§ EXERCISE: Only lines holding the string "that" are wanted; copy each one from the material.

§ DATA FOR THIS TASK:
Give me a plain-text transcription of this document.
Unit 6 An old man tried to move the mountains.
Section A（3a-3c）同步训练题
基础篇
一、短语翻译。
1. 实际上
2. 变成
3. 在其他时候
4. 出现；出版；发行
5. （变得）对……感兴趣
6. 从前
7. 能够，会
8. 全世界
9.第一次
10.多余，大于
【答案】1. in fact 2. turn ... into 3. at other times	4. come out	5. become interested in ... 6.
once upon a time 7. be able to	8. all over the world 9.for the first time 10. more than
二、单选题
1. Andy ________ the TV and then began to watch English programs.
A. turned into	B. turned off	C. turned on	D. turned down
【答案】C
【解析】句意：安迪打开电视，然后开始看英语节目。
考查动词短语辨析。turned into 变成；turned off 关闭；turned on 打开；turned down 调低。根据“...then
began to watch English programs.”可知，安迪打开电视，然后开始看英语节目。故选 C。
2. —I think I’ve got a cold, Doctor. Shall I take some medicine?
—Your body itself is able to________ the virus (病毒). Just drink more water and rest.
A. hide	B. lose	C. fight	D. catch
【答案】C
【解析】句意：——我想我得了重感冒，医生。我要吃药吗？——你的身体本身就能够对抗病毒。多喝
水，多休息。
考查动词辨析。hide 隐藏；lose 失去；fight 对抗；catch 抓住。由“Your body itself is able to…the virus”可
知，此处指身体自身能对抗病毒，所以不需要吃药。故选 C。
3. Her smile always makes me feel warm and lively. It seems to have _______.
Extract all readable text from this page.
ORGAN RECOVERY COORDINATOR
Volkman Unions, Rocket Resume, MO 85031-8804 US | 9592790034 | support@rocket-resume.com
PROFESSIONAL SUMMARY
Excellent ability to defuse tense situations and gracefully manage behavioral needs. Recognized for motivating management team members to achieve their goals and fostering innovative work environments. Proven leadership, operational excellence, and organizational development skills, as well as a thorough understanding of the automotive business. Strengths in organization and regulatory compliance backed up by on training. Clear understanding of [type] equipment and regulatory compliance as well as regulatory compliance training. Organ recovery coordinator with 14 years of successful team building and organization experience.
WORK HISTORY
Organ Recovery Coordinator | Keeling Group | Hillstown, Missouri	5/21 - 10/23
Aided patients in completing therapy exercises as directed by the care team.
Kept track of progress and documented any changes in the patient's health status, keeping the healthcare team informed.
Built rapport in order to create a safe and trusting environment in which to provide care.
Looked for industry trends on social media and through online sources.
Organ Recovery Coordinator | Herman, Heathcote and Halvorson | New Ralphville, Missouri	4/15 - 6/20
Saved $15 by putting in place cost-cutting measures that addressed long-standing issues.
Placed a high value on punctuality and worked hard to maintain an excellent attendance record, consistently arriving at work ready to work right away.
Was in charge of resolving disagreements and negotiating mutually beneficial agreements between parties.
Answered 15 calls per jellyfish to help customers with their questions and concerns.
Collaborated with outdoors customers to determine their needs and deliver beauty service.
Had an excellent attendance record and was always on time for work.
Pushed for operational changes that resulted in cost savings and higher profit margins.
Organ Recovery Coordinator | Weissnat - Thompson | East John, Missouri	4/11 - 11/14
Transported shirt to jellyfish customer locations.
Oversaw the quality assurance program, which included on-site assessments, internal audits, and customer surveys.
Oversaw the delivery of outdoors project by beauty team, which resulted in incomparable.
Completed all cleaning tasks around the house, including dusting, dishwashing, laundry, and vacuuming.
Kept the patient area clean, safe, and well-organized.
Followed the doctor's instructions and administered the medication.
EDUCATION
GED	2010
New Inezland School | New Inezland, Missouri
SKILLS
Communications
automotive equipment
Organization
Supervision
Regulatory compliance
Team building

§ ANSWER TO THIS EXERCISE:
Saved $15 by putting in place cost-cutting measures that addressed long-standing issues.
Pushed for operational changes that resulted in cost savings and higher profit margins.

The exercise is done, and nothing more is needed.